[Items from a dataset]
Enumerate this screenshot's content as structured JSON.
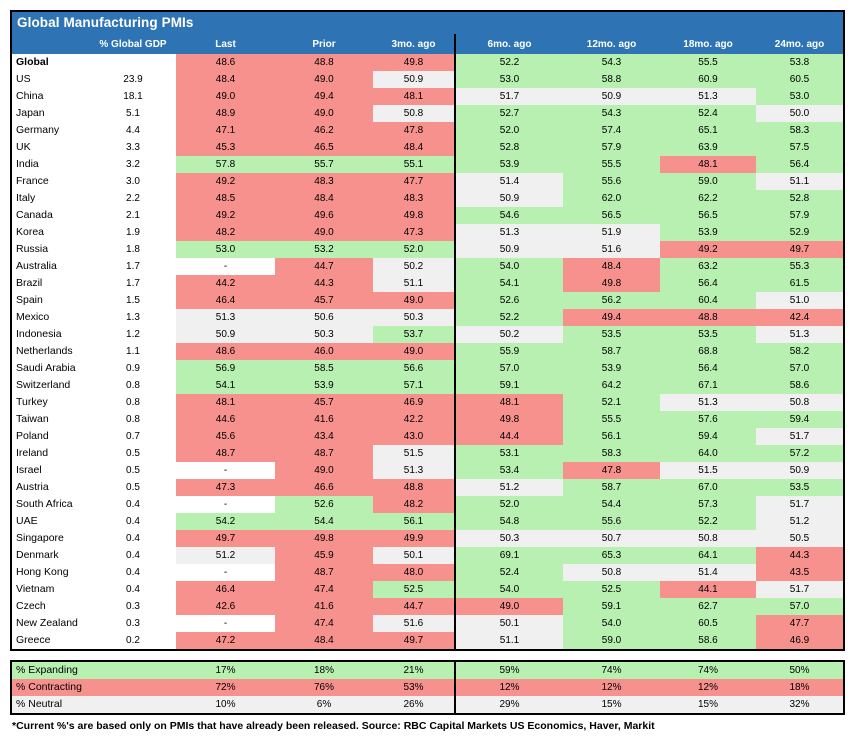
{
  "colors": {
    "header_blue": "#2e74b5",
    "expanding_green": "#b7f0b1",
    "contracting_red": "#f7918e",
    "neutral_gray": "#f0f0f0",
    "no_data_white": "#ffffff",
    "border_black": "#000000",
    "header_text": "#ffffff"
  },
  "chart_data": {
    "type": "heatmap",
    "title": "Global Manufacturing PMIs",
    "header_cells": [
      "",
      "% Global GDP",
      "Last",
      "Prior",
      "3mo. ago",
      "6mo. ago",
      "12mo. ago",
      "18mo. ago",
      "24mo. ago"
    ],
    "thresholds": {
      "expanding_min": 52.0,
      "contracting_below": 50.0,
      "neutral_range": "50.0-51.9",
      "no_data_marker": "-"
    },
    "rows": [
      {
        "country": "Global",
        "gdp": "",
        "bold": true,
        "values": [
          "48.6",
          "48.8",
          "49.8",
          "52.2",
          "54.3",
          "55.5",
          "53.8"
        ]
      },
      {
        "country": "US",
        "gdp": "23.9",
        "values": [
          "48.4",
          "49.0",
          "50.9",
          "53.0",
          "58.8",
          "60.9",
          "60.5"
        ]
      },
      {
        "country": "China",
        "gdp": "18.1",
        "values": [
          "49.0",
          "49.4",
          "48.1",
          "51.7",
          "50.9",
          "51.3",
          "53.0"
        ]
      },
      {
        "country": "Japan",
        "gdp": "5.1",
        "values": [
          "48.9",
          "49.0",
          "50.8",
          "52.7",
          "54.3",
          "52.4",
          "50.0"
        ]
      },
      {
        "country": "Germany",
        "gdp": "4.4",
        "values": [
          "47.1",
          "46.2",
          "47.8",
          "52.0",
          "57.4",
          "65.1",
          "58.3"
        ]
      },
      {
        "country": "UK",
        "gdp": "3.3",
        "values": [
          "45.3",
          "46.5",
          "48.4",
          "52.8",
          "57.9",
          "63.9",
          "57.5"
        ]
      },
      {
        "country": "India",
        "gdp": "3.2",
        "values": [
          "57.8",
          "55.7",
          "55.1",
          "53.9",
          "55.5",
          "48.1",
          "56.4"
        ]
      },
      {
        "country": "France",
        "gdp": "3.0",
        "values": [
          "49.2",
          "48.3",
          "47.7",
          "51.4",
          "55.6",
          "59.0",
          "51.1"
        ]
      },
      {
        "country": "Italy",
        "gdp": "2.2",
        "values": [
          "48.5",
          "48.4",
          "48.3",
          "50.9",
          "62.0",
          "62.2",
          "52.8"
        ]
      },
      {
        "country": "Canada",
        "gdp": "2.1",
        "values": [
          "49.2",
          "49.6",
          "49.8",
          "54.6",
          "56.5",
          "56.5",
          "57.9"
        ]
      },
      {
        "country": "Korea",
        "gdp": "1.9",
        "values": [
          "48.2",
          "49.0",
          "47.3",
          "51.3",
          "51.9",
          "53.9",
          "52.9"
        ]
      },
      {
        "country": "Russia",
        "gdp": "1.8",
        "values": [
          "53.0",
          "53.2",
          "52.0",
          "50.9",
          "51.6",
          "49.2",
          "49.7"
        ]
      },
      {
        "country": "Australia",
        "gdp": "1.7",
        "values": [
          "-",
          "44.7",
          "50.2",
          "54.0",
          "48.4",
          "63.2",
          "55.3"
        ]
      },
      {
        "country": "Brazil",
        "gdp": "1.7",
        "values": [
          "44.2",
          "44.3",
          "51.1",
          "54.1",
          "49.8",
          "56.4",
          "61.5"
        ]
      },
      {
        "country": "Spain",
        "gdp": "1.5",
        "values": [
          "46.4",
          "45.7",
          "49.0",
          "52.6",
          "56.2",
          "60.4",
          "51.0"
        ]
      },
      {
        "country": "Mexico",
        "gdp": "1.3",
        "values": [
          "51.3",
          "50.6",
          "50.3",
          "52.2",
          "49.4",
          "48.8",
          "42.4"
        ]
      },
      {
        "country": "Indonesia",
        "gdp": "1.2",
        "values": [
          "50.9",
          "50.3",
          "53.7",
          "50.2",
          "53.5",
          "53.5",
          "51.3"
        ]
      },
      {
        "country": "Netherlands",
        "gdp": "1.1",
        "values": [
          "48.6",
          "46.0",
          "49.0",
          "55.9",
          "58.7",
          "68.8",
          "58.2"
        ]
      },
      {
        "country": "Saudi Arabia",
        "gdp": "0.9",
        "values": [
          "56.9",
          "58.5",
          "56.6",
          "57.0",
          "53.9",
          "56.4",
          "57.0"
        ]
      },
      {
        "country": "Switzerland",
        "gdp": "0.8",
        "values": [
          "54.1",
          "53.9",
          "57.1",
          "59.1",
          "64.2",
          "67.1",
          "58.6"
        ]
      },
      {
        "country": "Turkey",
        "gdp": "0.8",
        "values": [
          "48.1",
          "45.7",
          "46.9",
          "48.1",
          "52.1",
          "51.3",
          "50.8"
        ]
      },
      {
        "country": "Taiwan",
        "gdp": "0.8",
        "values": [
          "44.6",
          "41.6",
          "42.2",
          "49.8",
          "55.5",
          "57.6",
          "59.4"
        ]
      },
      {
        "country": "Poland",
        "gdp": "0.7",
        "values": [
          "45.6",
          "43.4",
          "43.0",
          "44.4",
          "56.1",
          "59.4",
          "51.7"
        ]
      },
      {
        "country": "Ireland",
        "gdp": "0.5",
        "values": [
          "48.7",
          "48.7",
          "51.5",
          "53.1",
          "58.3",
          "64.0",
          "57.2"
        ]
      },
      {
        "country": "Israel",
        "gdp": "0.5",
        "values": [
          "-",
          "49.0",
          "51.3",
          "53.4",
          "47.8",
          "51.5",
          "50.9"
        ]
      },
      {
        "country": "Austria",
        "gdp": "0.5",
        "values": [
          "47.3",
          "46.6",
          "48.8",
          "51.2",
          "58.7",
          "67.0",
          "53.5"
        ]
      },
      {
        "country": "South Africa",
        "gdp": "0.4",
        "values": [
          "-",
          "52.6",
          "48.2",
          "52.0",
          "54.4",
          "57.3",
          "51.7"
        ]
      },
      {
        "country": "UAE",
        "gdp": "0.4",
        "values": [
          "54.2",
          "54.4",
          "56.1",
          "54.8",
          "55.6",
          "52.2",
          "51.2"
        ]
      },
      {
        "country": "Singapore",
        "gdp": "0.4",
        "values": [
          "49.7",
          "49.8",
          "49.9",
          "50.3",
          "50.7",
          "50.8",
          "50.5"
        ]
      },
      {
        "country": "Denmark",
        "gdp": "0.4",
        "values": [
          "51.2",
          "45.9",
          "50.1",
          "69.1",
          "65.3",
          "64.1",
          "44.3"
        ]
      },
      {
        "country": "Hong Kong",
        "gdp": "0.4",
        "values": [
          "-",
          "48.7",
          "48.0",
          "52.4",
          "50.8",
          "51.4",
          "43.5"
        ]
      },
      {
        "country": "Vietnam",
        "gdp": "0.4",
        "values": [
          "46.4",
          "47.4",
          "52.5",
          "54.0",
          "52.5",
          "44.1",
          "51.7"
        ]
      },
      {
        "country": "Czech",
        "gdp": "0.3",
        "values": [
          "42.6",
          "41.6",
          "44.7",
          "49.0",
          "59.1",
          "62.7",
          "57.0"
        ]
      },
      {
        "country": "New Zealand",
        "gdp": "0.3",
        "values": [
          "-",
          "47.4",
          "51.6",
          "50.1",
          "54.0",
          "60.5",
          "47.7"
        ]
      },
      {
        "country": "Greece",
        "gdp": "0.2",
        "values": [
          "47.2",
          "48.4",
          "49.7",
          "51.1",
          "59.0",
          "58.6",
          "46.9"
        ]
      }
    ],
    "summary_rows": [
      {
        "label": "% Expanding",
        "type": "expanding",
        "values": [
          "17%",
          "18%",
          "21%",
          "59%",
          "74%",
          "74%",
          "50%"
        ]
      },
      {
        "label": "% Contracting",
        "type": "contracting",
        "values": [
          "72%",
          "76%",
          "53%",
          "12%",
          "12%",
          "12%",
          "18%"
        ]
      },
      {
        "label": "% Neutral",
        "type": "neutral",
        "values": [
          "10%",
          "6%",
          "26%",
          "29%",
          "15%",
          "15%",
          "32%"
        ]
      }
    ],
    "footnote": "*Current %'s are based only on PMIs that have already been released. Source: RBC Capital Markets US Economics, Haver, Markit"
  }
}
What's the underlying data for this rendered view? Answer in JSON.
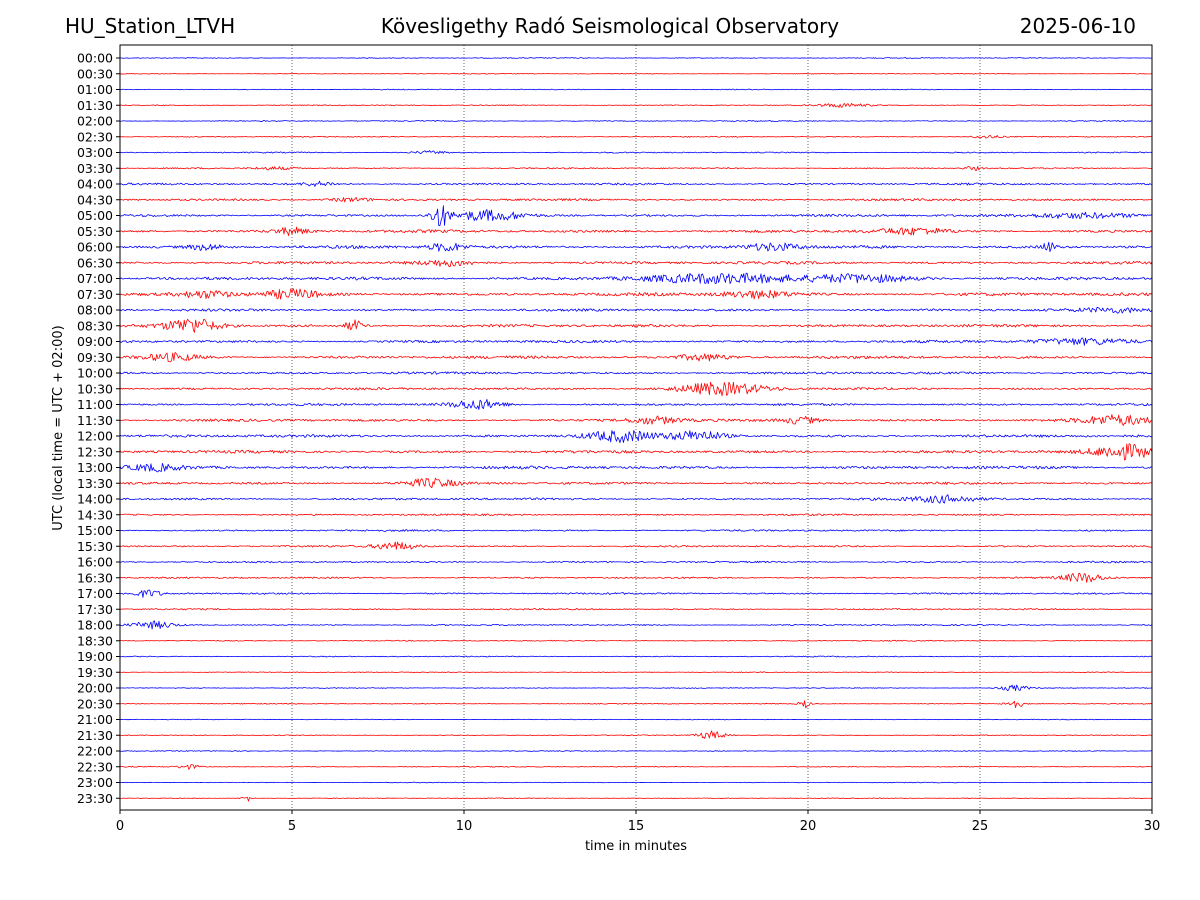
{
  "header": {
    "station": "HU_Station_LTVH",
    "title": "Kövesligethy Radó Seismological Observatory",
    "date": "2025-06-10"
  },
  "chart_data": {
    "type": "line",
    "title": "Kövesligethy Radó Seismological Observatory",
    "xlabel": "time in minutes",
    "ylabel": "UTC (local time = UTC + 02:00)",
    "xlim": [
      0,
      30
    ],
    "xticks": [
      0,
      5,
      10,
      15,
      20,
      25,
      30
    ],
    "grid": "vertical dotted at 5-minute ticks",
    "colors": [
      "#0000ff",
      "#ff0000"
    ],
    "row_labels": [
      "00:00",
      "00:30",
      "01:00",
      "01:30",
      "02:00",
      "02:30",
      "03:00",
      "03:30",
      "04:00",
      "04:30",
      "05:00",
      "05:30",
      "06:00",
      "06:30",
      "07:00",
      "07:30",
      "08:00",
      "08:30",
      "09:00",
      "09:30",
      "10:00",
      "10:30",
      "11:00",
      "11:30",
      "12:00",
      "12:30",
      "13:00",
      "13:30",
      "14:00",
      "14:30",
      "15:00",
      "15:30",
      "16:00",
      "16:30",
      "17:00",
      "17:30",
      "18:00",
      "18:30",
      "19:00",
      "19:30",
      "20:00",
      "20:30",
      "21:00",
      "21:30",
      "22:00",
      "22:30",
      "23:00",
      "23:30"
    ],
    "noise_level": [
      0.3,
      0.25,
      0.3,
      0.35,
      0.35,
      0.35,
      0.4,
      0.45,
      0.7,
      0.75,
      0.85,
      1.0,
      1.05,
      0.95,
      1.05,
      1.1,
      0.85,
      0.95,
      0.9,
      1.0,
      0.8,
      0.85,
      0.8,
      0.9,
      0.95,
      1.0,
      1.0,
      0.85,
      0.75,
      0.6,
      0.6,
      0.6,
      0.55,
      0.55,
      0.6,
      0.5,
      0.45,
      0.35,
      0.35,
      0.3,
      0.3,
      0.3,
      0.25,
      0.3,
      0.3,
      0.3,
      0.25,
      0.25
    ],
    "events": [
      {
        "row": 3,
        "t": 21.0,
        "amp": 1.5,
        "dur": 1.5
      },
      {
        "row": 5,
        "t": 25.2,
        "amp": 1.4,
        "dur": 0.8
      },
      {
        "row": 6,
        "t": 9.0,
        "amp": 1.3,
        "dur": 1.0
      },
      {
        "row": 7,
        "t": 4.5,
        "amp": 1.3,
        "dur": 1.2
      },
      {
        "row": 7,
        "t": 24.8,
        "amp": 1.6,
        "dur": 0.5
      },
      {
        "row": 8,
        "t": 5.8,
        "amp": 1.8,
        "dur": 1.0
      },
      {
        "row": 9,
        "t": 6.7,
        "amp": 1.7,
        "dur": 1.2
      },
      {
        "row": 10,
        "t": 9.3,
        "amp": 9.0,
        "dur": 0.5
      },
      {
        "row": 10,
        "t": 10.7,
        "amp": 4.0,
        "dur": 2.0
      },
      {
        "row": 10,
        "t": 28.0,
        "amp": 2.5,
        "dur": 3.0
      },
      {
        "row": 11,
        "t": 5.0,
        "amp": 3.0,
        "dur": 1.0
      },
      {
        "row": 11,
        "t": 23.0,
        "amp": 2.5,
        "dur": 2.0
      },
      {
        "row": 12,
        "t": 2.5,
        "amp": 2.5,
        "dur": 1.0
      },
      {
        "row": 12,
        "t": 9.5,
        "amp": 3.5,
        "dur": 1.0
      },
      {
        "row": 12,
        "t": 19.0,
        "amp": 3.0,
        "dur": 1.5
      },
      {
        "row": 12,
        "t": 27.0,
        "amp": 4.0,
        "dur": 0.4
      },
      {
        "row": 13,
        "t": 9.5,
        "amp": 2.5,
        "dur": 1.5
      },
      {
        "row": 14,
        "t": 17.5,
        "amp": 3.5,
        "dur": 5.0
      },
      {
        "row": 14,
        "t": 21.5,
        "amp": 3.0,
        "dur": 3.0
      },
      {
        "row": 15,
        "t": 2.5,
        "amp": 3.0,
        "dur": 1.5
      },
      {
        "row": 15,
        "t": 5.0,
        "amp": 3.5,
        "dur": 1.5
      },
      {
        "row": 15,
        "t": 18.5,
        "amp": 3.0,
        "dur": 2.0
      },
      {
        "row": 16,
        "t": 29.0,
        "amp": 2.0,
        "dur": 2.0
      },
      {
        "row": 17,
        "t": 2.1,
        "amp": 6.0,
        "dur": 1.5
      },
      {
        "row": 17,
        "t": 6.8,
        "amp": 4.5,
        "dur": 0.5
      },
      {
        "row": 18,
        "t": 28.0,
        "amp": 2.5,
        "dur": 3.0
      },
      {
        "row": 19,
        "t": 1.5,
        "amp": 3.0,
        "dur": 1.5
      },
      {
        "row": 19,
        "t": 17.0,
        "amp": 2.5,
        "dur": 1.5
      },
      {
        "row": 21,
        "t": 17.5,
        "amp": 5.0,
        "dur": 2.5
      },
      {
        "row": 22,
        "t": 10.4,
        "amp": 4.0,
        "dur": 1.5
      },
      {
        "row": 23,
        "t": 15.5,
        "amp": 3.0,
        "dur": 1.5
      },
      {
        "row": 23,
        "t": 19.8,
        "amp": 3.0,
        "dur": 1.0
      },
      {
        "row": 23,
        "t": 29.0,
        "amp": 4.0,
        "dur": 2.0
      },
      {
        "row": 24,
        "t": 14.5,
        "amp": 4.5,
        "dur": 2.0
      },
      {
        "row": 24,
        "t": 16.8,
        "amp": 4.0,
        "dur": 1.5
      },
      {
        "row": 25,
        "t": 29.2,
        "amp": 6.0,
        "dur": 1.8
      },
      {
        "row": 26,
        "t": 1.0,
        "amp": 2.5,
        "dur": 1.5
      },
      {
        "row": 27,
        "t": 9.0,
        "amp": 3.5,
        "dur": 1.5
      },
      {
        "row": 28,
        "t": 24.0,
        "amp": 3.0,
        "dur": 2.0
      },
      {
        "row": 31,
        "t": 8.0,
        "amp": 3.5,
        "dur": 1.2
      },
      {
        "row": 33,
        "t": 28.0,
        "amp": 4.0,
        "dur": 1.2
      },
      {
        "row": 34,
        "t": 0.8,
        "amp": 3.0,
        "dur": 0.8
      },
      {
        "row": 36,
        "t": 1.0,
        "amp": 3.0,
        "dur": 1.2
      },
      {
        "row": 40,
        "t": 26.0,
        "amp": 2.5,
        "dur": 0.8
      },
      {
        "row": 41,
        "t": 19.9,
        "amp": 3.5,
        "dur": 0.3
      },
      {
        "row": 41,
        "t": 26.0,
        "amp": 4.0,
        "dur": 0.5
      },
      {
        "row": 43,
        "t": 17.2,
        "amp": 3.5,
        "dur": 0.8
      },
      {
        "row": 45,
        "t": 2.0,
        "amp": 2.0,
        "dur": 0.6
      },
      {
        "row": 47,
        "t": 3.7,
        "amp": 2.5,
        "dur": 0.3
      }
    ]
  }
}
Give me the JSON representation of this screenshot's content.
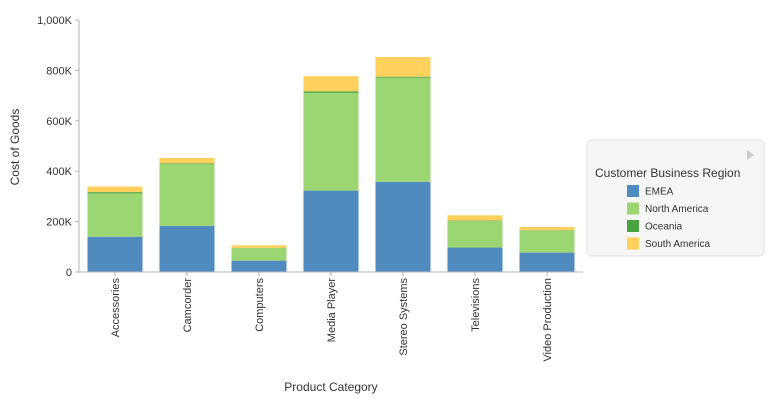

**Set problem**. How many lines in these entries contain the string "ffffff"? State the number and nothing more.

**Exercise answer**. 2